= What to work on =
Copy every line from the data below in which the string "this" can be found.

= Provided material =
Begin

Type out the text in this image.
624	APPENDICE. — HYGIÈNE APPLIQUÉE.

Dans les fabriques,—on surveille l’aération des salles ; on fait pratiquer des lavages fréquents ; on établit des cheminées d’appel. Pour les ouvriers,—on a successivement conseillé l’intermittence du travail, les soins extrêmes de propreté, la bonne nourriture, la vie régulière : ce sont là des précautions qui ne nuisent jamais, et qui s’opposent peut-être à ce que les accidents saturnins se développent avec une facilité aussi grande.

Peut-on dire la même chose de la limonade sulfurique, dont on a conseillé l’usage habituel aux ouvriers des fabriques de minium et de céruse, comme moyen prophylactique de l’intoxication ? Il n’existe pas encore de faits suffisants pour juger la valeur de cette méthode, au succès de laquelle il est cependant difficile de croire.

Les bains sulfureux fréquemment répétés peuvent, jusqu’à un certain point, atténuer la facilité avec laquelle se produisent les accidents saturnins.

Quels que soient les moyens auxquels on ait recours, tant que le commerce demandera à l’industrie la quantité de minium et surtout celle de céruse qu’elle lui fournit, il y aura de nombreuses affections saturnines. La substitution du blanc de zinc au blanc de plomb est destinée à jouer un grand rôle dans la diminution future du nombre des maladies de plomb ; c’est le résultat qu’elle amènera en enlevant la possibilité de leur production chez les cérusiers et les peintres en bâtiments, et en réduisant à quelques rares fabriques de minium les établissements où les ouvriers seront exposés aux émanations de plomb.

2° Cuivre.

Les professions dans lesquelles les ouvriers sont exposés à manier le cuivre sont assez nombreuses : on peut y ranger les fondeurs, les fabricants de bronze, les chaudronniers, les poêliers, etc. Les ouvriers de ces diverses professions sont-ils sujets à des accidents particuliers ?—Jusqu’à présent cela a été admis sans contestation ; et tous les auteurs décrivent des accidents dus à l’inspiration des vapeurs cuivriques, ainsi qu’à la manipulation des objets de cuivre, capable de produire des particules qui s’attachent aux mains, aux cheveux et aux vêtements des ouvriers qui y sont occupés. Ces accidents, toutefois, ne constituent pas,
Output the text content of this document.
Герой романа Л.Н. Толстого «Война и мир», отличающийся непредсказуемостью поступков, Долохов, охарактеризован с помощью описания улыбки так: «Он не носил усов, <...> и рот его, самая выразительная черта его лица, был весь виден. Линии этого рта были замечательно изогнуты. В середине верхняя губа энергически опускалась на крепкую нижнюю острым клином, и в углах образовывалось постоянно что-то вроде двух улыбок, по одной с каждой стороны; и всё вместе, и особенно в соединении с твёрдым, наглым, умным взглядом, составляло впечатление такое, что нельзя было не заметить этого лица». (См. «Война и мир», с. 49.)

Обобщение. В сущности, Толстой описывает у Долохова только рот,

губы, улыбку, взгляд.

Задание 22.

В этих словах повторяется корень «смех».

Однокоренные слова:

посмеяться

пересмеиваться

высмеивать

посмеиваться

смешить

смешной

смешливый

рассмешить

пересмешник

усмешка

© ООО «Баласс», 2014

End

= Final result =
Type out the text in this image.
Output the text content of this document.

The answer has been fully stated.